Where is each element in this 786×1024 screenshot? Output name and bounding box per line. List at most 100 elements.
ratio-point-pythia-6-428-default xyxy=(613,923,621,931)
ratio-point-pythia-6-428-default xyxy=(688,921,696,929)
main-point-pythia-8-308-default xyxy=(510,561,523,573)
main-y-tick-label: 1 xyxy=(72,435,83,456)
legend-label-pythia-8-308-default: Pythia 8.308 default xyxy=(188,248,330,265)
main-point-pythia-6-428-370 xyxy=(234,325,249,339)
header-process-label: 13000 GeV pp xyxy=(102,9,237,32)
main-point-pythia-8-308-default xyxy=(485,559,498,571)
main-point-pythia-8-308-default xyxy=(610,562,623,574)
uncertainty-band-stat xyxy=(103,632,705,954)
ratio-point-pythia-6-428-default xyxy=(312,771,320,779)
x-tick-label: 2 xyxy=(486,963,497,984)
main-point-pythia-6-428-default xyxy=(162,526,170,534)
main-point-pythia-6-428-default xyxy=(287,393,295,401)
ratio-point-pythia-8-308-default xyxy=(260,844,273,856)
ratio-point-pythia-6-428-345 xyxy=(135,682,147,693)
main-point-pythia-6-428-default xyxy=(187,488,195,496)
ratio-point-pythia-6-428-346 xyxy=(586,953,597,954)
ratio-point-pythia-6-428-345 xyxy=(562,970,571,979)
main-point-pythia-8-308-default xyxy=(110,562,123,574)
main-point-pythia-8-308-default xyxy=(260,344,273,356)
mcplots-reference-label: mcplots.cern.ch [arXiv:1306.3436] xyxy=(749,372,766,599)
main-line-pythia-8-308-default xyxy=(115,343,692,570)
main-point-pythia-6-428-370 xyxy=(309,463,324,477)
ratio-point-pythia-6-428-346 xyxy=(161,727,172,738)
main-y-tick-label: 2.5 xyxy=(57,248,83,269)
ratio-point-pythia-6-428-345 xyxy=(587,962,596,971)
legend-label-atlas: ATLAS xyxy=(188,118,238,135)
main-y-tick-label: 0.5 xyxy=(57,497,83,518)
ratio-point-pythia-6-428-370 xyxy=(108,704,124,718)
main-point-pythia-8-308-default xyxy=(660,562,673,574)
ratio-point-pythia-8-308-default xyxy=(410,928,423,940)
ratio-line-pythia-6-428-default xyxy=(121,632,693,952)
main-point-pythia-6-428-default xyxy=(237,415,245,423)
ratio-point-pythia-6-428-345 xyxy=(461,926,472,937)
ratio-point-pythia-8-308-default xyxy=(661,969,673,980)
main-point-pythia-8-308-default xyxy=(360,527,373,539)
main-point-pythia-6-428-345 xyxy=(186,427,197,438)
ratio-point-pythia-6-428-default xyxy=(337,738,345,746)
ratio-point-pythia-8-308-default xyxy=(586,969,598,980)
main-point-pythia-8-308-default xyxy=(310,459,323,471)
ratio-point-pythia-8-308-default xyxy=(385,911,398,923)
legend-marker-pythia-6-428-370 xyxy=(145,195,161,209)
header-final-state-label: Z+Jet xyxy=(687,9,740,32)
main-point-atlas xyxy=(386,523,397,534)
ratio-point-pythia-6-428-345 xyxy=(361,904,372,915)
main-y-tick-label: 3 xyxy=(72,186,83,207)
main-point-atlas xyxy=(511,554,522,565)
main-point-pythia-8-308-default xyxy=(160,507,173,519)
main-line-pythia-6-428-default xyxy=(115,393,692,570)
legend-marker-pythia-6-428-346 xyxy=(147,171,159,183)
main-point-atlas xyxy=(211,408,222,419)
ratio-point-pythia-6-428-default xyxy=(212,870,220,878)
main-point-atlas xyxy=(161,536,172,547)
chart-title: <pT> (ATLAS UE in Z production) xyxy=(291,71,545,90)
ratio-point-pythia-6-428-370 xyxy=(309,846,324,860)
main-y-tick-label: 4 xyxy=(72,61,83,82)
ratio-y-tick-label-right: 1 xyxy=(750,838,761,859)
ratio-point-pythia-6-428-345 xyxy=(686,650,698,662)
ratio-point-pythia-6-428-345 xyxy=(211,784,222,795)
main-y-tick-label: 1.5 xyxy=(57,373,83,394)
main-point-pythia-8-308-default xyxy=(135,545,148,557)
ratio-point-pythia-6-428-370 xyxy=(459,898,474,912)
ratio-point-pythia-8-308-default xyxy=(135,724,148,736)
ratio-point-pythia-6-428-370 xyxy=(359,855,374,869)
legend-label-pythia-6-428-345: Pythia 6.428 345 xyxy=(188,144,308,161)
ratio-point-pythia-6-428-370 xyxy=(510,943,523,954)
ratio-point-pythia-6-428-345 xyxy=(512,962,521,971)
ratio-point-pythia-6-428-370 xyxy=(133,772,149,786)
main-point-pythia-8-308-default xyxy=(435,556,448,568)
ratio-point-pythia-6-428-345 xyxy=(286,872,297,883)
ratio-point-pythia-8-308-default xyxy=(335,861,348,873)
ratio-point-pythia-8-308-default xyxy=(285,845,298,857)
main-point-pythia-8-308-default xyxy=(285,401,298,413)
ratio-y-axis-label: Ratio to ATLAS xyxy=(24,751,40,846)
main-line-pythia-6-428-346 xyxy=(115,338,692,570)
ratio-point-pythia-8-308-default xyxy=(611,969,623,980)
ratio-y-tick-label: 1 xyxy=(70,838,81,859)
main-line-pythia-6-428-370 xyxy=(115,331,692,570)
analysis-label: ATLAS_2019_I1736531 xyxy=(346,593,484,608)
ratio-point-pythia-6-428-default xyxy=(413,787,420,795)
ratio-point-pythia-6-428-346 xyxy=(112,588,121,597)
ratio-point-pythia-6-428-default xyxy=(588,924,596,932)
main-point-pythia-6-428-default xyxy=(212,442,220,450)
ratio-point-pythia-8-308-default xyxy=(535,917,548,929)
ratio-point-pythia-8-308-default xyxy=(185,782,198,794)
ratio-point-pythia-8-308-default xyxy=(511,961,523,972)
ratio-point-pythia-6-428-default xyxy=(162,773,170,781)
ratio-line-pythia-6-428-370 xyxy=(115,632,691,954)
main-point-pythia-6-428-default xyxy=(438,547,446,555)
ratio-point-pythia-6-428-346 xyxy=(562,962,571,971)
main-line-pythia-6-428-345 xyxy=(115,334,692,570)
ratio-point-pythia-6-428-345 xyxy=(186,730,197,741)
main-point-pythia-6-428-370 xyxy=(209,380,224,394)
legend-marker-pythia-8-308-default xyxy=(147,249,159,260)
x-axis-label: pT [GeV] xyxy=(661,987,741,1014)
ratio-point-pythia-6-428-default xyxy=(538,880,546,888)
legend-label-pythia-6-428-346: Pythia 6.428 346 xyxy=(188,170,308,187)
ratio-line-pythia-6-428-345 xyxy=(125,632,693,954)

# # # # #

What the task requires: Put all of the rows above into a numbered list, one line per item, and skip any blank lines.

Final result:
1. Where is each element in this 786×1024 screenshot? Output name and bounding box per line. List at most 100 elements.
2. ratio-point-pythia-6-428-default xyxy=(613,923,621,931)
3. ratio-point-pythia-6-428-default xyxy=(688,921,696,929)
4. main-point-pythia-8-308-default xyxy=(510,561,523,573)
5. main-y-tick-label: 1 xyxy=(72,435,83,456)
6. legend-label-pythia-8-308-default: Pythia 8.308 default xyxy=(188,248,330,265)
7. main-point-pythia-6-428-370 xyxy=(234,325,249,339)
8. header-process-label: 13000 GeV pp xyxy=(102,9,237,32)
9. main-point-pythia-8-308-default xyxy=(485,559,498,571)
10. main-point-pythia-8-308-default xyxy=(610,562,623,574)
11. uncertainty-band-stat xyxy=(103,632,705,954)
12. ratio-point-pythia-6-428-default xyxy=(312,771,320,779)
13. x-tick-label: 2 xyxy=(486,963,497,984)
14. main-point-pythia-6-428-default xyxy=(162,526,170,534)
15. main-point-pythia-6-428-default xyxy=(287,393,295,401)
16. ratio-point-pythia-8-308-default xyxy=(260,844,273,856)
17. ratio-point-pythia-6-428-345 xyxy=(135,682,147,693)
18. main-point-pythia-6-428-default xyxy=(187,488,195,496)
19. ratio-point-pythia-6-428-346 xyxy=(586,953,597,954)
20. ratio-point-pythia-6-428-345 xyxy=(562,970,571,979)
21. main-point-pythia-8-308-default xyxy=(110,562,123,574)
22. main-point-pythia-8-308-default xyxy=(260,344,273,356)
23. mcplots-reference-label: mcplots.cern.ch [arXiv:1306.3436] xyxy=(749,372,766,599)
24. main-line-pythia-8-308-default xyxy=(115,343,692,570)
25. main-point-pythia-6-428-370 xyxy=(309,463,324,477)
26. ratio-point-pythia-6-428-346 xyxy=(161,727,172,738)
27. main-y-tick-label: 2.5 xyxy=(57,248,83,269)
28. ratio-point-pythia-6-428-345 xyxy=(587,962,596,971)
29. legend-label-atlas: ATLAS xyxy=(188,118,238,135)
30. main-y-tick-label: 0.5 xyxy=(57,497,83,518)
31. ratio-point-pythia-6-428-370 xyxy=(108,704,124,718)
32. main-point-pythia-8-308-default xyxy=(660,562,673,574)
33. ratio-point-pythia-8-308-default xyxy=(410,928,423,940)
34. ratio-line-pythia-6-428-default xyxy=(121,632,693,952)
35. main-point-pythia-6-428-default xyxy=(237,415,245,423)
36. ratio-point-pythia-6-428-345 xyxy=(461,926,472,937)
37. ratio-point-pythia-8-308-default xyxy=(661,969,673,980)
38. main-point-pythia-8-308-default xyxy=(360,527,373,539)
39. main-point-pythia-6-428-345 xyxy=(186,427,197,438)
40. ratio-point-pythia-6-428-default xyxy=(337,738,345,746)
41. ratio-point-pythia-8-308-default xyxy=(586,969,598,980)
42. main-point-pythia-8-308-default xyxy=(310,459,323,471)
43. ratio-point-pythia-8-308-default xyxy=(385,911,398,923)
44. legend-marker-pythia-6-428-370 xyxy=(145,195,161,209)
45. header-final-state-label: Z+Jet xyxy=(687,9,740,32)
46. main-point-atlas xyxy=(386,523,397,534)
47. ratio-point-pythia-6-428-345 xyxy=(361,904,372,915)
48. main-y-tick-label: 3 xyxy=(72,186,83,207)
49. main-point-atlas xyxy=(511,554,522,565)
50. main-point-pythia-8-308-default xyxy=(160,507,173,519)
51. main-line-pythia-6-428-default xyxy=(115,393,692,570)
52. legend-marker-pythia-6-428-346 xyxy=(147,171,159,183)
53. main-point-atlas xyxy=(211,408,222,419)
54. ratio-point-pythia-6-428-default xyxy=(212,870,220,878)
55. main-point-atlas xyxy=(161,536,172,547)
56. chart-title: <pT> (ATLAS UE in Z production) xyxy=(291,71,545,90)
57. ratio-point-pythia-6-428-370 xyxy=(309,846,324,860)
58. main-y-tick-label: 4 xyxy=(72,61,83,82)
59. ratio-y-tick-label-right: 1 xyxy=(750,838,761,859)
60. ratio-point-pythia-6-428-345 xyxy=(686,650,698,662)
61. ratio-point-pythia-6-428-345 xyxy=(211,784,222,795)
62. main-y-tick-label: 1.5 xyxy=(57,373,83,394)
63. main-point-pythia-8-308-default xyxy=(135,545,148,557)
64. ratio-point-pythia-6-428-370 xyxy=(459,898,474,912)
65. ratio-point-pythia-8-308-default xyxy=(135,724,148,736)
66. ratio-point-pythia-6-428-370 xyxy=(359,855,374,869)
67. legend-label-pythia-6-428-345: Pythia 6.428 345 xyxy=(188,144,308,161)
68. ratio-point-pythia-6-428-370 xyxy=(510,943,523,954)
69. ratio-point-pythia-6-428-345 xyxy=(512,962,521,971)
70. ratio-point-pythia-6-428-370 xyxy=(133,772,149,786)
71. main-point-pythia-8-308-default xyxy=(435,556,448,568)
72. ratio-point-pythia-6-428-345 xyxy=(286,872,297,883)
73. ratio-point-pythia-8-308-default xyxy=(335,861,348,873)
74. ratio-point-pythia-8-308-default xyxy=(285,845,298,857)
75. main-point-pythia-8-308-default xyxy=(285,401,298,413)
76. ratio-y-axis-label: Ratio to ATLAS xyxy=(24,751,40,846)
77. main-line-pythia-6-428-346 xyxy=(115,338,692,570)
78. ratio-point-pythia-8-308-default xyxy=(611,969,623,980)
79. ratio-y-tick-label: 1 xyxy=(70,838,81,859)
80. main-line-pythia-6-428-370 xyxy=(115,331,692,570)
81. analysis-label: ATLAS_2019_I1736531 xyxy=(346,593,484,608)
82. ratio-point-pythia-6-428-default xyxy=(413,787,420,795)
83. ratio-point-pythia-6-428-346 xyxy=(112,588,121,597)
84. ratio-point-pythia-6-428-default xyxy=(588,924,596,932)
85. main-point-pythia-6-428-default xyxy=(212,442,220,450)
86. ratio-point-pythia-8-308-default xyxy=(535,917,548,929)
87. ratio-point-pythia-8-308-default xyxy=(185,782,198,794)
88. ratio-point-pythia-8-308-default xyxy=(511,961,523,972)
89. ratio-point-pythia-6-428-default xyxy=(162,773,170,781)
90. ratio-line-pythia-6-428-370 xyxy=(115,632,691,954)
91. main-point-pythia-6-428-default xyxy=(438,547,446,555)
92. ratio-point-pythia-6-428-346 xyxy=(562,962,571,971)
93. main-line-pythia-6-428-345 xyxy=(115,334,692,570)
94. ratio-point-pythia-6-428-345 xyxy=(186,730,197,741)
95. main-point-pythia-6-428-370 xyxy=(209,380,224,394)
96. legend-marker-pythia-8-308-default xyxy=(147,249,159,260)
97. x-axis-label: pT [GeV] xyxy=(661,987,741,1014)
98. ratio-point-pythia-6-428-default xyxy=(538,880,546,888)
99. legend-label-pythia-6-428-346: Pythia 6.428 346 xyxy=(188,170,308,187)
100. ratio-line-pythia-6-428-345 xyxy=(125,632,693,954)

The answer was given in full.